━━━━━ RECORD SET
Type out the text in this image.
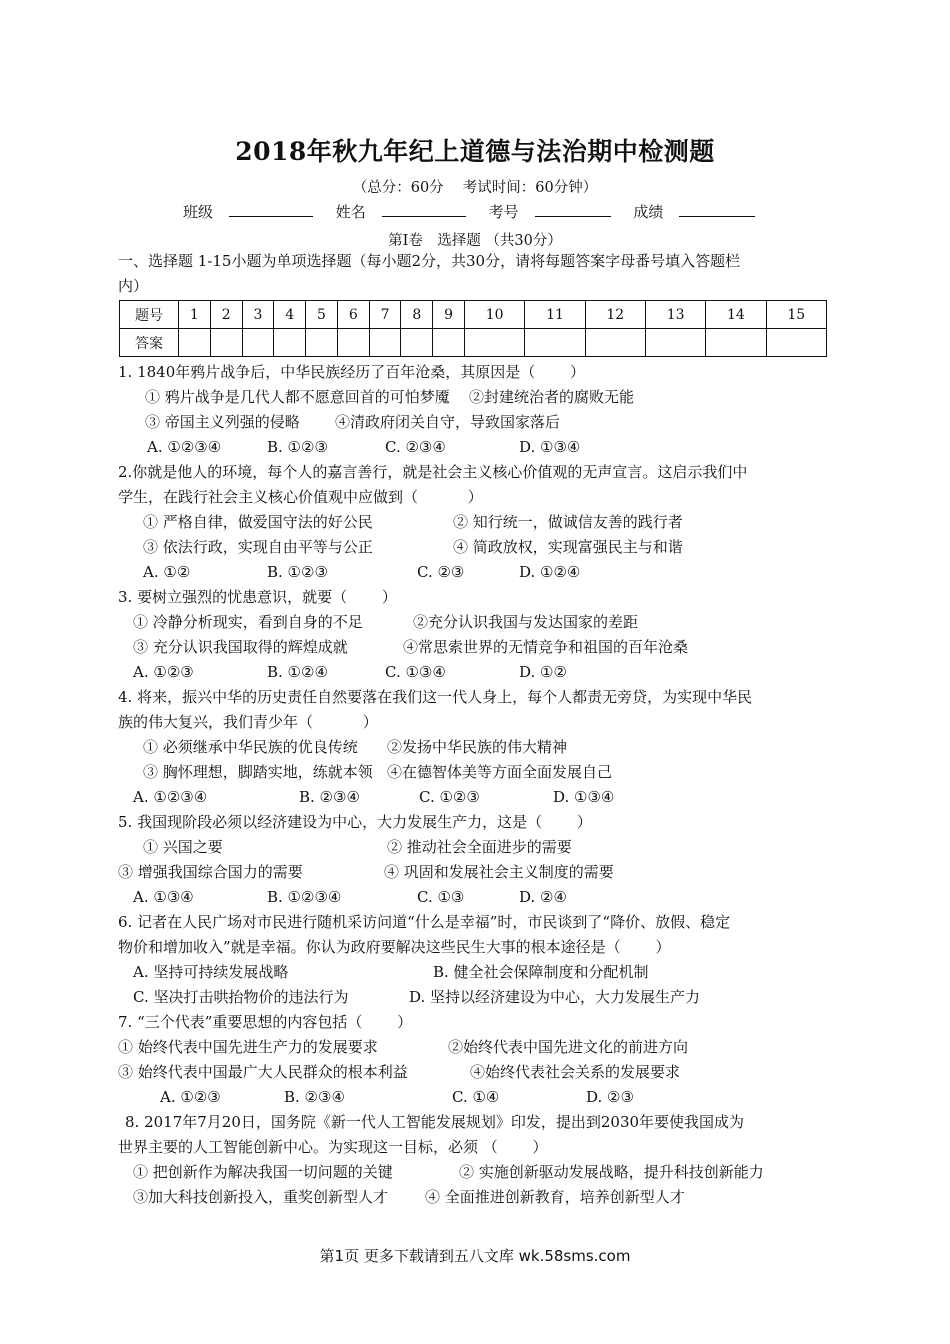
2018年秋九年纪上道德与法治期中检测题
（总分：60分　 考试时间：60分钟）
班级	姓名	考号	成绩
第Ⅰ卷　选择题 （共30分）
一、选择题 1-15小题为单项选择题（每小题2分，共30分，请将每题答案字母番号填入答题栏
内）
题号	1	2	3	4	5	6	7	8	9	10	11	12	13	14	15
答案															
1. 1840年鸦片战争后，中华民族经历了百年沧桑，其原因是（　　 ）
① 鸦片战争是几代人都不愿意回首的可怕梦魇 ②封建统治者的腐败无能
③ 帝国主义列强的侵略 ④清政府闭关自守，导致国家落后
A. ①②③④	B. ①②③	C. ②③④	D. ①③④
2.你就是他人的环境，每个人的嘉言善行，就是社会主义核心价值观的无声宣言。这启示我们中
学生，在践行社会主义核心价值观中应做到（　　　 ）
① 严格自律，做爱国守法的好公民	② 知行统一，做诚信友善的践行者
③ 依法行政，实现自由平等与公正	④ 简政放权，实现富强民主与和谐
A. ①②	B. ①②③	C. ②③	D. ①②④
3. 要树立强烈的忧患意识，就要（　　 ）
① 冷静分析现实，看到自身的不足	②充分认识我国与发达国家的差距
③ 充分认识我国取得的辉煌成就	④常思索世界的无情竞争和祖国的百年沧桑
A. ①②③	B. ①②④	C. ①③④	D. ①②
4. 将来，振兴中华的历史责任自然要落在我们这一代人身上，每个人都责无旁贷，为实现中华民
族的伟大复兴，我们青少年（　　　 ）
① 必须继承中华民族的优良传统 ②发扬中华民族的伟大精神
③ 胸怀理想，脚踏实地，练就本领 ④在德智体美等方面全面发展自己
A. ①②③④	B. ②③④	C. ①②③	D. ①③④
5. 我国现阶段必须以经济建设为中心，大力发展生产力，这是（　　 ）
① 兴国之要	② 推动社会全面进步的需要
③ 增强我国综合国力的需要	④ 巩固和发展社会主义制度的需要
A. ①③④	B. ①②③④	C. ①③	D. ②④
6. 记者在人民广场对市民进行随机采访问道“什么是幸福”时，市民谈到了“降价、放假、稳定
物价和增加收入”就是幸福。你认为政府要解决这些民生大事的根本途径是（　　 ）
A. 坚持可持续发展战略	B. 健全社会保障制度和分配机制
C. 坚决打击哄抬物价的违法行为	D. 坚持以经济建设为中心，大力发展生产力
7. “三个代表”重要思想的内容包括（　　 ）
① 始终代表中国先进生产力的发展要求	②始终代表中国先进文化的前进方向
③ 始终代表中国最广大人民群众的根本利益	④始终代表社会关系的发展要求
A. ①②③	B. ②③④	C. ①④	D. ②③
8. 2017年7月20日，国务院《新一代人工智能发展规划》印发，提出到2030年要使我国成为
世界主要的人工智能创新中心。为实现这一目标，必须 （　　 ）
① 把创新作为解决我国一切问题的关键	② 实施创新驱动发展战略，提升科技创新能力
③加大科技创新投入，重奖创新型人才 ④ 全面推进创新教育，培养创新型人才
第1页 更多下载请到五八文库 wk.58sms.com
━━━━━━━━━━
━━━━━ RECORD SET
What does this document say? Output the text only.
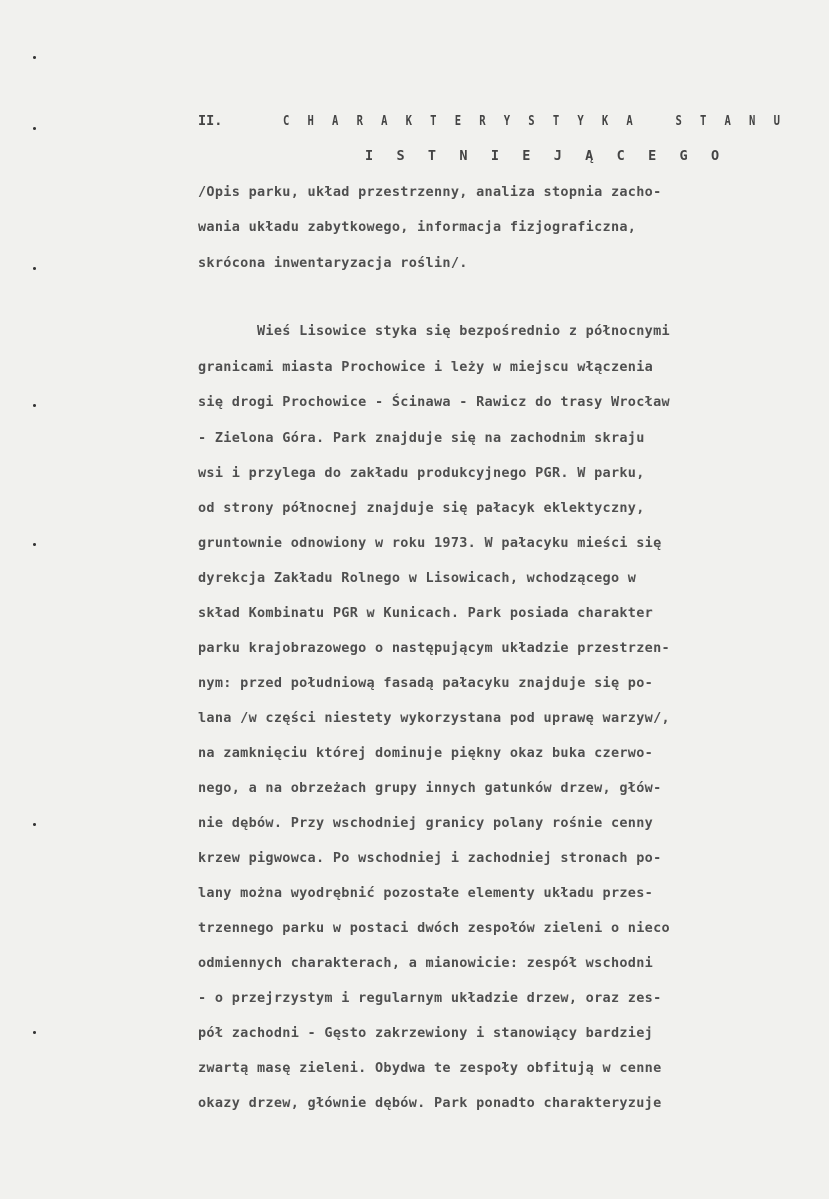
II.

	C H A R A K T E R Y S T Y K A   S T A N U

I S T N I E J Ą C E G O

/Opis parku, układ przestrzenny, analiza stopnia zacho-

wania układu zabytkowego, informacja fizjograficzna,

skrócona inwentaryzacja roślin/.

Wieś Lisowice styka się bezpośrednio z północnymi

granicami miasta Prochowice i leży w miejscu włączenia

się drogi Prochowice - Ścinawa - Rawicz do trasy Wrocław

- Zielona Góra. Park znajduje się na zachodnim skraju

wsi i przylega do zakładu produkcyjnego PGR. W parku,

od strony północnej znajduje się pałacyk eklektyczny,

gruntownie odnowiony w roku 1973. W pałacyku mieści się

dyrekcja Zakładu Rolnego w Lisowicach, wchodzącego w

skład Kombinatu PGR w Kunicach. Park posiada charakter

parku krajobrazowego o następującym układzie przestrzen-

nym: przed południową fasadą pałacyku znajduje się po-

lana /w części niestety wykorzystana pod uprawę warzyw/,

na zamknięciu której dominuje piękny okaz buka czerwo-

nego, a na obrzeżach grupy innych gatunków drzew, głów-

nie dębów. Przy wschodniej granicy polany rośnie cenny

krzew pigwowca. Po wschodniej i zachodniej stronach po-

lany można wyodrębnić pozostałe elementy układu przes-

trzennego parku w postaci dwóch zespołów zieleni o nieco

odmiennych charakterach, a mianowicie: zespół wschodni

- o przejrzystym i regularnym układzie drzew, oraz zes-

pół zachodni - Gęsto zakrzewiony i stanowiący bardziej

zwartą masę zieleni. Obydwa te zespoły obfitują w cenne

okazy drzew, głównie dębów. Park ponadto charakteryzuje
━━━━━━━━━━
━━━━━ RECORD SET
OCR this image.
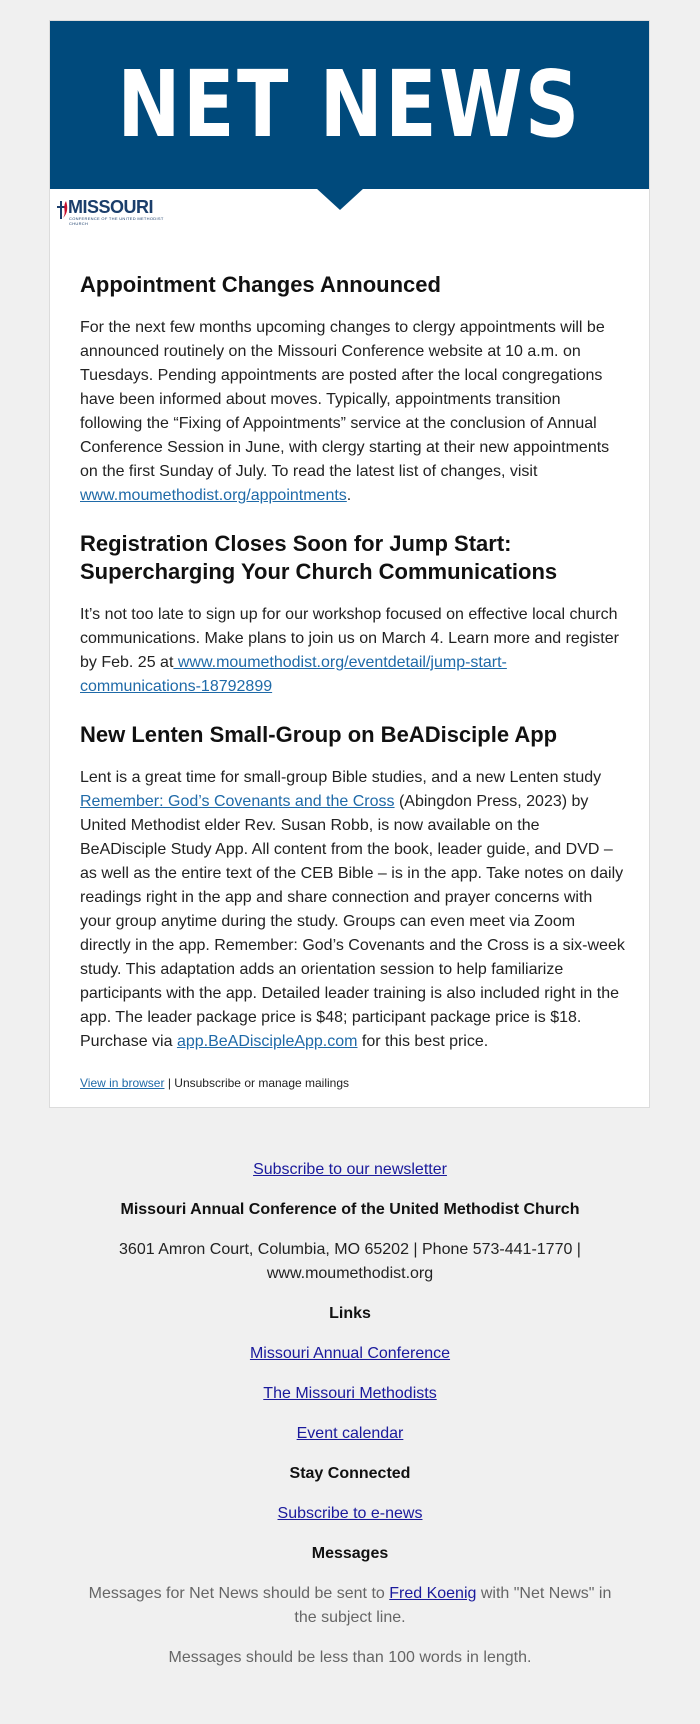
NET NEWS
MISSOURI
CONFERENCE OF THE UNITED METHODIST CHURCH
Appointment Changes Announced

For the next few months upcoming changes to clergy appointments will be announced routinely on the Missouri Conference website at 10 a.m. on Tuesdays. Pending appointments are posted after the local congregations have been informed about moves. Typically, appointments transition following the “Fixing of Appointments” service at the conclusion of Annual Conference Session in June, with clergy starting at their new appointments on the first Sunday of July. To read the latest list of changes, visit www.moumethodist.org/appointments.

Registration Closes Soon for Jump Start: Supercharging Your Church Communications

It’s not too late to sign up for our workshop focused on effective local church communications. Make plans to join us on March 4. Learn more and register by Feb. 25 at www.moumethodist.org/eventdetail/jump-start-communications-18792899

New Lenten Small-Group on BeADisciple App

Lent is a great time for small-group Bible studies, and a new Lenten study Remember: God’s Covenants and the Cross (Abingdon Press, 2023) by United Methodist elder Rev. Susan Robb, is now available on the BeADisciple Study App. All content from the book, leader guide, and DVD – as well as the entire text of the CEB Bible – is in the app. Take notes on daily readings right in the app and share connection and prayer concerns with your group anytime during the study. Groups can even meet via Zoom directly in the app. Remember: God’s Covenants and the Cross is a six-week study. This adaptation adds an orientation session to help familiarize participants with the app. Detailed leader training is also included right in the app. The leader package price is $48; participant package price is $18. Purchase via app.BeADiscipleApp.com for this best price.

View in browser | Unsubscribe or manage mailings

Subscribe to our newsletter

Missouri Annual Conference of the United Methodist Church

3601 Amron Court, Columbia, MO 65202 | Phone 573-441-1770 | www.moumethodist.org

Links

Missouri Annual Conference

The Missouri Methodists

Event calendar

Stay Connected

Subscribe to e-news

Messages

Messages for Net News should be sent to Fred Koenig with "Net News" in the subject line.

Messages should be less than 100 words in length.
━━━━━━━━━━
PROBLEM REQUIREMENTS: Every line in the data above that contains "parku" needs to be copied.

ANSWER TO THIS EXERCISE:
/Opis parku, układ przestrzenny, analiza stopnia zacho-
wsi i przylega do zakładu produkcyjnego PGR. W parku,
parku krajobrazowego o następującym układzie przestrzen-
trzennego parku w postaci dwóch zespołów zieleni o nieco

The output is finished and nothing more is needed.